Exercise text:

Start of Block

Leadership at the FDA and the Centers for Medicare and Medicaid Services issued a joint statement to reiterate plans to increase the federal oversight of lab-developed tests, commonly known as LDTs.
Last September, the FDA published a long-expected proposal to bring those types of tests in line with how the agency treats other in vitro diagnostics, with a multi-year timeline that would phase in reviews and other regulatory requirements through 2028.
LDTs had originally been designated a lower-risk category, since they were comparatively less complex tests and typically produced in small volumes by individual laboratories, including many on an as-needed basis. However, LDTs and their uses have evolved in recent years—in both their technology and their nationwide commercial reach, according to FDA and CMS.

End of Block

Available data:
Start of Block

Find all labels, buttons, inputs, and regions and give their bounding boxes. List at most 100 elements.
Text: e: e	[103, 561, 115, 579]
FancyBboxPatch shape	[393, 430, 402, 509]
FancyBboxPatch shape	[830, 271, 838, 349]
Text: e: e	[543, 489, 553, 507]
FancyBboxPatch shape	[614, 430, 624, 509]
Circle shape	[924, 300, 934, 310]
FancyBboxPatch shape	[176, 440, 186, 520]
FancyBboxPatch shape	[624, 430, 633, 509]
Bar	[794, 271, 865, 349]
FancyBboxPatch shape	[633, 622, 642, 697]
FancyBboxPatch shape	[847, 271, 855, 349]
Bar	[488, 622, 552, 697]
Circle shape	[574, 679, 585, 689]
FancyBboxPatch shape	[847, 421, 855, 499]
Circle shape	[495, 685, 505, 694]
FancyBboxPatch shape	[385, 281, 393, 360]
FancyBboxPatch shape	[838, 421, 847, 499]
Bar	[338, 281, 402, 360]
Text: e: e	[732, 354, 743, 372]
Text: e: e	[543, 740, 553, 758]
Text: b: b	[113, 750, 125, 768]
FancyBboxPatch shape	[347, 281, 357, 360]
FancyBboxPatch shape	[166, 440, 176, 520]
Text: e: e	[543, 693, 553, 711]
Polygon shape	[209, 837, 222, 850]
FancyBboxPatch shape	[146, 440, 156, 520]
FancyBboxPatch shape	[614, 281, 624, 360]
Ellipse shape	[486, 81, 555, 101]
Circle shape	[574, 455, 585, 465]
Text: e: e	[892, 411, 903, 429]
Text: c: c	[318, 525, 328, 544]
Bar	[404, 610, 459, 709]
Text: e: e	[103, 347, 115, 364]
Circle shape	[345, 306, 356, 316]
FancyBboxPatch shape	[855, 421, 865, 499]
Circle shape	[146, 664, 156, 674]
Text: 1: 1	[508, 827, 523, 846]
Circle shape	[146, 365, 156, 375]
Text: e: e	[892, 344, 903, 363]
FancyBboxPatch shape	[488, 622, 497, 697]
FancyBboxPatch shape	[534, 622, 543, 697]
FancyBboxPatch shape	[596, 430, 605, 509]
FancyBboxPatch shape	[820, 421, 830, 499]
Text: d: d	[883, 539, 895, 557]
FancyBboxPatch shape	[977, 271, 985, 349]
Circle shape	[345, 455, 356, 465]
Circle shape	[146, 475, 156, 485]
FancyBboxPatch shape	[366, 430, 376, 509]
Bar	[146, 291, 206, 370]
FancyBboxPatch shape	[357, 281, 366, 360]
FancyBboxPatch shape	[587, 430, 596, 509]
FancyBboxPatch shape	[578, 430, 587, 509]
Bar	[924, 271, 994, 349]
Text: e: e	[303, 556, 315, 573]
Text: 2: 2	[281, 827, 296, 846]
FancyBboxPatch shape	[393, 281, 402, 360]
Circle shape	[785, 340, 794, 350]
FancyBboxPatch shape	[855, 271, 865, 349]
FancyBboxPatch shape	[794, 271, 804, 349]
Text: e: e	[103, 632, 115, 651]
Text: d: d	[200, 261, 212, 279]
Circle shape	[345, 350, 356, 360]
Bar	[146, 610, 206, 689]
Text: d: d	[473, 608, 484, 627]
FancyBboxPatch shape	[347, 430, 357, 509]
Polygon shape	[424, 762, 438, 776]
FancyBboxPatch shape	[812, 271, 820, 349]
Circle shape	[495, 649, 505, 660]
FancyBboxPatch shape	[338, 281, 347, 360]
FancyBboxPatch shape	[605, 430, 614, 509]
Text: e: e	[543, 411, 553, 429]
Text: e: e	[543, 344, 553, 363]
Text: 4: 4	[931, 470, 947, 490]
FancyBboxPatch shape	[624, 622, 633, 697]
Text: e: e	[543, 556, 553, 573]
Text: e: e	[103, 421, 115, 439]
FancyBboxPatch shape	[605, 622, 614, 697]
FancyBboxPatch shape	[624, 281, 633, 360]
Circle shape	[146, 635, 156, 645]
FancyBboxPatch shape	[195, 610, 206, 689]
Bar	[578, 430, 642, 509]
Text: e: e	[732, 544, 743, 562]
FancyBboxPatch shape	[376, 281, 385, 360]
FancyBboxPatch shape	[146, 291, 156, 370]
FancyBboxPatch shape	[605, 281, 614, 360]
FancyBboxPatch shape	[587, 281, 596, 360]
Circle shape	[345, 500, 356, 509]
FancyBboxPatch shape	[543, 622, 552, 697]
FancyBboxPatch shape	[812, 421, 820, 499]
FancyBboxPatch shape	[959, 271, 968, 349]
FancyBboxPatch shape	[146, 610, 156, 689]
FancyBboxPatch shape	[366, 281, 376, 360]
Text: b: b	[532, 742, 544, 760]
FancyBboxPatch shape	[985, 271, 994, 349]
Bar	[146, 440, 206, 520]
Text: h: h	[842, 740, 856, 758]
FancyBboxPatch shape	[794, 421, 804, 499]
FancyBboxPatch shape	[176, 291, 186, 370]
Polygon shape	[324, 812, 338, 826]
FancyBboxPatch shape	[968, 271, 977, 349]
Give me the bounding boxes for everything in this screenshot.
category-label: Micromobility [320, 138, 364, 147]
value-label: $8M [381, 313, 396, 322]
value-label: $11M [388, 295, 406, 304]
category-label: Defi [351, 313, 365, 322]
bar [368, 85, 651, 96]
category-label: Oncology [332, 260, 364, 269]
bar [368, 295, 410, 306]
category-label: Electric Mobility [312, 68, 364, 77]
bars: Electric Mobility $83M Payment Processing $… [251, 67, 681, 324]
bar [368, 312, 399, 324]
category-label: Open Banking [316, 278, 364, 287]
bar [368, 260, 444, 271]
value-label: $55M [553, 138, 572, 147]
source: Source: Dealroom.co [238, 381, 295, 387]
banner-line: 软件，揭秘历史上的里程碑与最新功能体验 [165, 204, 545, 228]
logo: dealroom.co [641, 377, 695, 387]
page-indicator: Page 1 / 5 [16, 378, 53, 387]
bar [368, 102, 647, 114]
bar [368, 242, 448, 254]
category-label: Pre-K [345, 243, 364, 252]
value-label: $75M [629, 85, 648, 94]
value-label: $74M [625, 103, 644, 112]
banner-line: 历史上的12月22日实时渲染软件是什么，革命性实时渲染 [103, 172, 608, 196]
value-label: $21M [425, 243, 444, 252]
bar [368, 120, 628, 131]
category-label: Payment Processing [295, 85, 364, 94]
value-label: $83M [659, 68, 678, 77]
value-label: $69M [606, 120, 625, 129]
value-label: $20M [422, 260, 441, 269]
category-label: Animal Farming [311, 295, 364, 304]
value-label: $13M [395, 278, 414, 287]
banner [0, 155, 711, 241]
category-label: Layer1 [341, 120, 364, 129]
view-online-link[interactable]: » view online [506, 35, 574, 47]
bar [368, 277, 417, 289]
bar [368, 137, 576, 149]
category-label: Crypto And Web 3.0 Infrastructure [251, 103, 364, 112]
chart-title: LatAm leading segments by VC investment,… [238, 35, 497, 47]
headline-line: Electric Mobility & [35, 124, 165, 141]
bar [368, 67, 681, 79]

End of Block

Work instructions: Please continue the text on FDA and CMS oversight of lab-developed tests from the point where it ends. You won't need the records.

Output of the task:
“For example, the FDA is aware of tests offered as LDTs that could have led to patients being over- or under-treated for heart disease; patients with cancer being exposed to inappropriate therapies or not getting effective therapies; and incorrect diagnoses of rare diseases, autism and Alzheimer’s Disease,” wrote the FDA’s device center director, Jeff Shuren, and CMS’ acting director of the Center for Clinical Standards and Quality, Dora Hughes, in their joint letter.
“Other evidence, including published literature and the FDA’s experience with tests to diagnose COVID-19, suggests that the situation is getting worse,” they said, adding that physicians today base about 70% of healthcare decisions on lab tests and that the government believes results should be proven to be accurate regardless of where the product is made.
The American Clinical Laboratory Association, the trade group representing diagnostic testing labs, has urged the FDA to withdraw its proposed rule, writing last December that the changes would jeopardize laboratories’ abilities to continue developing new, cutting-edge LDTs.
“The net result of this action would be to reduce patient access to essential testing, including for rare diseases, and hamper innovation in the next generation of diagnostics,” ACLA President Susan Van Meter said in a statement at the time. “Device authorities are rigid and would not allow LDTs to keep pace with scientific advances.”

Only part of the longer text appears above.